>> Start

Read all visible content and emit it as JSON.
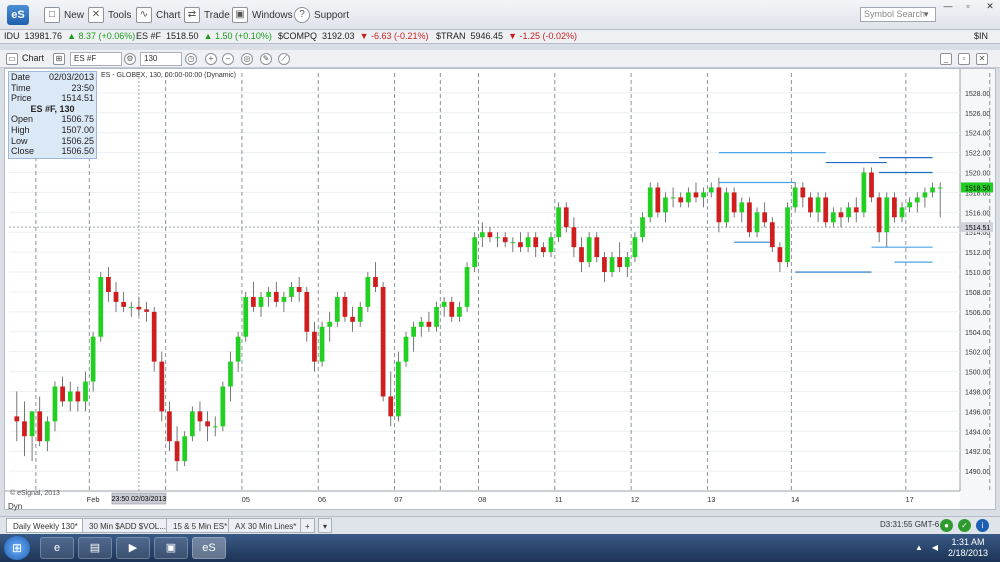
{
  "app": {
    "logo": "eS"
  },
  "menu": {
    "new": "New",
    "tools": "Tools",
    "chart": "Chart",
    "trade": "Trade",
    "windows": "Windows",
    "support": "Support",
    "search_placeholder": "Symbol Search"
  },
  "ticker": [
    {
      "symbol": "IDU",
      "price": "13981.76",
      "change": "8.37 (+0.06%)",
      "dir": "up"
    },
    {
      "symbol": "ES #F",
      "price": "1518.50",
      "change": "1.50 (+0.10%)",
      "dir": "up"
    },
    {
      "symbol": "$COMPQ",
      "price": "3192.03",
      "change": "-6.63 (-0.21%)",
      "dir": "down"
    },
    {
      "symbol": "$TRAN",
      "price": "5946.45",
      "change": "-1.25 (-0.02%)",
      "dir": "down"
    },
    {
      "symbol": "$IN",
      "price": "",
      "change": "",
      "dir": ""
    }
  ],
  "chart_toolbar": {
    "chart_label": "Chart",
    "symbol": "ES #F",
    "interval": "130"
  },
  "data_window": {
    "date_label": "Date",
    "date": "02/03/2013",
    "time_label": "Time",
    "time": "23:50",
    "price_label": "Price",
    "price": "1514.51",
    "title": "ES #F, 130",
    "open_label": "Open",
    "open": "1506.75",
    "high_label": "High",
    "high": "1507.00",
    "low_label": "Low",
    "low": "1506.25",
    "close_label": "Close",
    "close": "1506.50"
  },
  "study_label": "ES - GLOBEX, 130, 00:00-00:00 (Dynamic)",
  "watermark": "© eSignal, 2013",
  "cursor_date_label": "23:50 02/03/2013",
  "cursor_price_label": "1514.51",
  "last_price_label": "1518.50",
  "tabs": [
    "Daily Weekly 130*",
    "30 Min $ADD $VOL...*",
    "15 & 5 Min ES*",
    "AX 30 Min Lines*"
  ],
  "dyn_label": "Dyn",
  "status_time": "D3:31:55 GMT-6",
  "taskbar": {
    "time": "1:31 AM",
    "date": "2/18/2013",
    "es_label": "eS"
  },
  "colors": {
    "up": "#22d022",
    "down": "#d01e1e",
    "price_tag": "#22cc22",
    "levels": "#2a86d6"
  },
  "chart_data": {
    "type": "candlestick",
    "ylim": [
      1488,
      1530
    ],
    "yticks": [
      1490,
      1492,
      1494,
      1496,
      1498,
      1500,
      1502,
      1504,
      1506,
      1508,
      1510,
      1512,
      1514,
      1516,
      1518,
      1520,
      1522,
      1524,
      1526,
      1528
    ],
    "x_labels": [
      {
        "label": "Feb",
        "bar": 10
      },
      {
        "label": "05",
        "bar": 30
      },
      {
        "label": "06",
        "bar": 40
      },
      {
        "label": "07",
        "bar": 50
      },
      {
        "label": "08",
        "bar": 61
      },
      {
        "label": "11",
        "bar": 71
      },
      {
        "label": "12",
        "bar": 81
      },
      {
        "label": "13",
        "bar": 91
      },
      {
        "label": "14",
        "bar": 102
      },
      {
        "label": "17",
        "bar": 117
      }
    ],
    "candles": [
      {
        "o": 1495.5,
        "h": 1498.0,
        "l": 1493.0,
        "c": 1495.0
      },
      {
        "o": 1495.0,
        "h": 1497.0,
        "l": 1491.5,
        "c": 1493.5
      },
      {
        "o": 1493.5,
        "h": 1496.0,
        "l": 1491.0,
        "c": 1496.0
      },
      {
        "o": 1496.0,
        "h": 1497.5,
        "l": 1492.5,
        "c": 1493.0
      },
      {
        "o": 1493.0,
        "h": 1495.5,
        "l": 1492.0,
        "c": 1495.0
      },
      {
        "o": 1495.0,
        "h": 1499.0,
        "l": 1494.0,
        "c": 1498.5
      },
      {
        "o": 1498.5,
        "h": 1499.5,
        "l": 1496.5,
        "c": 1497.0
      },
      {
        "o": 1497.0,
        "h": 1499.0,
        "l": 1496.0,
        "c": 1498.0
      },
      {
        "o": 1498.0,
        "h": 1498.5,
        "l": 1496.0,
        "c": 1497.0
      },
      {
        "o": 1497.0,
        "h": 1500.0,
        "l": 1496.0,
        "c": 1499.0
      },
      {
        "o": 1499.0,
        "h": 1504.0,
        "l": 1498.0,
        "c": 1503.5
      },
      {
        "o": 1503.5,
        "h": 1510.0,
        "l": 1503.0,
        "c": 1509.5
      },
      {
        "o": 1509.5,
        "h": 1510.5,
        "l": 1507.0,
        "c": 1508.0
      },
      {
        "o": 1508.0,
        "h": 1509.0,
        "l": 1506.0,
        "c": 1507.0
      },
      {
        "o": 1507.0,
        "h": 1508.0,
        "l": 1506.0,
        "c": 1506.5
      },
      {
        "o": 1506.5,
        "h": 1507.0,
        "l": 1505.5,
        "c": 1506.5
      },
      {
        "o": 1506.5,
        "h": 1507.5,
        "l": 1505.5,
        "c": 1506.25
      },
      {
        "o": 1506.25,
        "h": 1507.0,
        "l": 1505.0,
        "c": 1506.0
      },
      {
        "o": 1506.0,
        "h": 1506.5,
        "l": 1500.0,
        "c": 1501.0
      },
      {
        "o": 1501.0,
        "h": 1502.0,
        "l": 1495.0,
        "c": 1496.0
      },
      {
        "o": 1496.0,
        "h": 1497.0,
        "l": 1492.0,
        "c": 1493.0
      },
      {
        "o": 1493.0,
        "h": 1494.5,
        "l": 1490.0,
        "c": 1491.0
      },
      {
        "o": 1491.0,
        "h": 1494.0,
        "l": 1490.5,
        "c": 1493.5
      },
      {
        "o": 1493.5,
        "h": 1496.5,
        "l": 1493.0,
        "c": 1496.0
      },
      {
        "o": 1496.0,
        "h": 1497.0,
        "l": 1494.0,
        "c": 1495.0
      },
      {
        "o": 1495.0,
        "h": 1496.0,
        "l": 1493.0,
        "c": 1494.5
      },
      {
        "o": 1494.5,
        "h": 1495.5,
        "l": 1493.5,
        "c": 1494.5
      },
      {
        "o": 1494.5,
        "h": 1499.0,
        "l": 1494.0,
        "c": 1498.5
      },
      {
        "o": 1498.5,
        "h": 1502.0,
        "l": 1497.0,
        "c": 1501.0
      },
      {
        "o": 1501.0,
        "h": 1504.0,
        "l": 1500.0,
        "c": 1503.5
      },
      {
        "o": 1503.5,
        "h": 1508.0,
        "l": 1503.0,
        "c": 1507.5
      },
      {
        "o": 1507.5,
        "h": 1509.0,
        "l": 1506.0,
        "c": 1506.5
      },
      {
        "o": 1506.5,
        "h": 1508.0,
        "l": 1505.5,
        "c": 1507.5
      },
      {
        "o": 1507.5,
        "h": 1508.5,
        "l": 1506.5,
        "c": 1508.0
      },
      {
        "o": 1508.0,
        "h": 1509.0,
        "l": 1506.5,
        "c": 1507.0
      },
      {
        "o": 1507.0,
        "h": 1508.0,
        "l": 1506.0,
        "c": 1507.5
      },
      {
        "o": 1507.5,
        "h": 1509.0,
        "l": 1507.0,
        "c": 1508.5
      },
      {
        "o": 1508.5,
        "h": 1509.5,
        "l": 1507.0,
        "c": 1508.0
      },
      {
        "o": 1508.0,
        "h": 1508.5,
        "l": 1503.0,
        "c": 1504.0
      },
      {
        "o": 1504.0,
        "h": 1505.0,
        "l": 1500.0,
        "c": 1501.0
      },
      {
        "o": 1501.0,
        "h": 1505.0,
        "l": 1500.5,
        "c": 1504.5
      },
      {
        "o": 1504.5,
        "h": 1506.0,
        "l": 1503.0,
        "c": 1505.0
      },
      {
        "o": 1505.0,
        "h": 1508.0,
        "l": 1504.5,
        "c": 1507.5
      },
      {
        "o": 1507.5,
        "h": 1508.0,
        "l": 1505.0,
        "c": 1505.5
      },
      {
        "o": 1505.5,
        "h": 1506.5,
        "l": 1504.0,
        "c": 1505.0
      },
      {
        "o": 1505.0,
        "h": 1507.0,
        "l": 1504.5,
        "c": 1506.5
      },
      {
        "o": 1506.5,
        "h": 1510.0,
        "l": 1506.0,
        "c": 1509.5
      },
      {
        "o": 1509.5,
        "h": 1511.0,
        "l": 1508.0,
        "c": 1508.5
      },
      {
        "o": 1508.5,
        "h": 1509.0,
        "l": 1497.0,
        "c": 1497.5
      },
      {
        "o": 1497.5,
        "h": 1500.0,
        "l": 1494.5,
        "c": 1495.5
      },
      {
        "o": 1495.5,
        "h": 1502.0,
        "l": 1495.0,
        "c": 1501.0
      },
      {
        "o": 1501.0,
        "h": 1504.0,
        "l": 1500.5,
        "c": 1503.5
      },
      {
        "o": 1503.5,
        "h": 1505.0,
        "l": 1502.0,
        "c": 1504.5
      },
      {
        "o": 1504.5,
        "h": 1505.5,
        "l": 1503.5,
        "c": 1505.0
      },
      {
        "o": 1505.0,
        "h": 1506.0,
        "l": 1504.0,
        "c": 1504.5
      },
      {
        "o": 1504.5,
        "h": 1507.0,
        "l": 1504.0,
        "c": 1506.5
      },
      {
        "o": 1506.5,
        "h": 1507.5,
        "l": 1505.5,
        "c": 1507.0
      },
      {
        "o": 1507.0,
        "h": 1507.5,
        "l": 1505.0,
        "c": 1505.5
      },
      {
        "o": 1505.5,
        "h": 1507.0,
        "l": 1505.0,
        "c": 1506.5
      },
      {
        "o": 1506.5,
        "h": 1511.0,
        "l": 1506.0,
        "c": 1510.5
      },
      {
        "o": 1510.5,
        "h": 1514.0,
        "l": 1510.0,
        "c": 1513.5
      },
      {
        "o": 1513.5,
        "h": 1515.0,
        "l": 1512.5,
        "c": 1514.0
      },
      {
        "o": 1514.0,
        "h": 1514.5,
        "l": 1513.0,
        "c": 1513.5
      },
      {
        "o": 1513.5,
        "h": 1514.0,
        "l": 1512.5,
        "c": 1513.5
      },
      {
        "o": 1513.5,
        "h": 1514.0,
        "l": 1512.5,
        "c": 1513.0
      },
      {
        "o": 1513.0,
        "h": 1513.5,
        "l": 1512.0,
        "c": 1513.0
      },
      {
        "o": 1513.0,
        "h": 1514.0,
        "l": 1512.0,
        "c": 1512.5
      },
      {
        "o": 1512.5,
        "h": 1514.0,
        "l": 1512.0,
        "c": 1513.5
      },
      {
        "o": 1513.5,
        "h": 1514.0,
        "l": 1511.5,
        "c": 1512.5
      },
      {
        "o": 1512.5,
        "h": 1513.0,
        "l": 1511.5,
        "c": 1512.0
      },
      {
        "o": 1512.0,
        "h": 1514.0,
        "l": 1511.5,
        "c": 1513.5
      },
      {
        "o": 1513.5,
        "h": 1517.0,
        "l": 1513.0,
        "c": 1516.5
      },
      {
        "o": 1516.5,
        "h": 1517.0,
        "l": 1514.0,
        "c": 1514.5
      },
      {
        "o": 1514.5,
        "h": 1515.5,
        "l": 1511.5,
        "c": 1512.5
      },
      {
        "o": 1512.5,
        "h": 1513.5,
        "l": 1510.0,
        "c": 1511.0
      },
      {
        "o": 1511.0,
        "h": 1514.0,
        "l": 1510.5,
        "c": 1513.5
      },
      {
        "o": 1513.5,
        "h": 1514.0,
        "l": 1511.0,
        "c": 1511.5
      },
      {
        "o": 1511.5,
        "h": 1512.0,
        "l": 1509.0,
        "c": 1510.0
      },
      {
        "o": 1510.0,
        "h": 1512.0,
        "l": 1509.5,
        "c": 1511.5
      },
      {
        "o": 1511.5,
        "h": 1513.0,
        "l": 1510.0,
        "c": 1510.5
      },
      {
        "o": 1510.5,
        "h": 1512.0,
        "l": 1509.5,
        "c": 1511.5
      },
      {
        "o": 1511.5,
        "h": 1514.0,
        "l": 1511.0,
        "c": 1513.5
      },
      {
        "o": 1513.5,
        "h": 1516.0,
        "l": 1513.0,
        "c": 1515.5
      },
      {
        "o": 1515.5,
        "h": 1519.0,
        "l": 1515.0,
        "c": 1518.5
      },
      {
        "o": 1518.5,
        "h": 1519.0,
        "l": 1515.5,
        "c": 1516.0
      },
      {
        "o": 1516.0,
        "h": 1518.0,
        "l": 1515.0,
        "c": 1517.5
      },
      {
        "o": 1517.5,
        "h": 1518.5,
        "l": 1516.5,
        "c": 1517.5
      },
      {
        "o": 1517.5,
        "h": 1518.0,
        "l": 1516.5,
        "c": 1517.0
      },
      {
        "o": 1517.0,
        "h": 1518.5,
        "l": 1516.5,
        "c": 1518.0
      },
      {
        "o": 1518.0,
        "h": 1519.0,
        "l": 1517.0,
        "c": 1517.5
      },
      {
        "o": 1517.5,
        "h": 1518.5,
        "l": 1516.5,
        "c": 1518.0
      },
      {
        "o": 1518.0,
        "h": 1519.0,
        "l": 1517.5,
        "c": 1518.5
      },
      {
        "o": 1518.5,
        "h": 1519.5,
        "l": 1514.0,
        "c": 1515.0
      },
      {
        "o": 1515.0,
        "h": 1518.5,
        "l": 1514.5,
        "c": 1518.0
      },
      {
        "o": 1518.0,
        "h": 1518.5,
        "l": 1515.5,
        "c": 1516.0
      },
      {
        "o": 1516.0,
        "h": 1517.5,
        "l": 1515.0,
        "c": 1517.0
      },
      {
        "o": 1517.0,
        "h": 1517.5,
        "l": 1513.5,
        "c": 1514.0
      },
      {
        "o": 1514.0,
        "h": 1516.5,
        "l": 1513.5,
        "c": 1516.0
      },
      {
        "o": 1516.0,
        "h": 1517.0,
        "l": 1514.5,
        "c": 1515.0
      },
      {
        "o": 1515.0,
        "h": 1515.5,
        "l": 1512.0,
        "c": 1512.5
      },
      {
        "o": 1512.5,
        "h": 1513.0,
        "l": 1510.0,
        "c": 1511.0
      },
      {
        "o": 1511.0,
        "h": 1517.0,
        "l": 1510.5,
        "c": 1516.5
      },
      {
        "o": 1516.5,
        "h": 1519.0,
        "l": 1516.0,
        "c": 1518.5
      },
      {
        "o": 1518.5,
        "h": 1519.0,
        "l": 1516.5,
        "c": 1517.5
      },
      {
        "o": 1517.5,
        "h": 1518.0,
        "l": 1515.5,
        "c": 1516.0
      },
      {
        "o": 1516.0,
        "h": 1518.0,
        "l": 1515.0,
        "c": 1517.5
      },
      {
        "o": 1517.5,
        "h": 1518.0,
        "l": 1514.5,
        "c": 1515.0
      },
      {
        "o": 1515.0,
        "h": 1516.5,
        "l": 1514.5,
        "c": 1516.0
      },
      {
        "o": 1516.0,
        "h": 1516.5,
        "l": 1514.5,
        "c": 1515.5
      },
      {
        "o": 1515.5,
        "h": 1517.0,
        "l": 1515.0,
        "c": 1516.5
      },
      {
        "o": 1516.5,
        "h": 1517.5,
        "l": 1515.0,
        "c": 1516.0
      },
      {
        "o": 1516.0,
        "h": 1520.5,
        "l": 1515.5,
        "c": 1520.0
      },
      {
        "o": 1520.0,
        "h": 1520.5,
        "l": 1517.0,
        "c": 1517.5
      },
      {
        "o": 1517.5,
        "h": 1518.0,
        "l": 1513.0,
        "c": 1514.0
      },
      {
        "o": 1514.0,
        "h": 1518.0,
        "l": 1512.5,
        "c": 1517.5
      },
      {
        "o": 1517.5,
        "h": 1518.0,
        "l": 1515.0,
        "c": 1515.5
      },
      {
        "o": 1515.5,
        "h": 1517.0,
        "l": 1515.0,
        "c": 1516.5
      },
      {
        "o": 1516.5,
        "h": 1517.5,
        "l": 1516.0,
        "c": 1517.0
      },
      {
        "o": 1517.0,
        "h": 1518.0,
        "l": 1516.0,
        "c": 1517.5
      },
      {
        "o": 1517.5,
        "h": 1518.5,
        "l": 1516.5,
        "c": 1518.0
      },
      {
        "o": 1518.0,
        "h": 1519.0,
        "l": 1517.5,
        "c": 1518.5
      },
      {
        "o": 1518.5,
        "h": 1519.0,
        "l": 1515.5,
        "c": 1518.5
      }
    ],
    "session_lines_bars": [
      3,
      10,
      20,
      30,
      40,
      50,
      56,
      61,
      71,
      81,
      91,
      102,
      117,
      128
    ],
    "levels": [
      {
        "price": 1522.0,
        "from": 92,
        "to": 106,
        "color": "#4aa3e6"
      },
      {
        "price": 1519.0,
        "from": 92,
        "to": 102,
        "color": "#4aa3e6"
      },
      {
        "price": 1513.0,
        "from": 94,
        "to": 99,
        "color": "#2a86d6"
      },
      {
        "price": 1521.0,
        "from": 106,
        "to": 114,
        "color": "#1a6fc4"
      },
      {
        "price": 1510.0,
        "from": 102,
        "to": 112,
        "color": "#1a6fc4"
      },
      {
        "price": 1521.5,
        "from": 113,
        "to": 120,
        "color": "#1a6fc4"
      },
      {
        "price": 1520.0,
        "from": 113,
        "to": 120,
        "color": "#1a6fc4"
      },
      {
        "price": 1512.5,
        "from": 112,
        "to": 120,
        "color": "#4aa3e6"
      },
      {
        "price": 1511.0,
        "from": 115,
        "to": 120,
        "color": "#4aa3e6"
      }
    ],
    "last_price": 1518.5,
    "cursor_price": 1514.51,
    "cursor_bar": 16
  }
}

>> End

Task: Lines that hold "change" are the ones to copy; find all of them.

Solution for this task:
      "change": "8.37 (+0.06%)",
      "change": "1.50 (+0.10%)",
      "change": "-6.63 (-0.21%)",
      "change": "-1.25 (-0.02%)",
      "change": "",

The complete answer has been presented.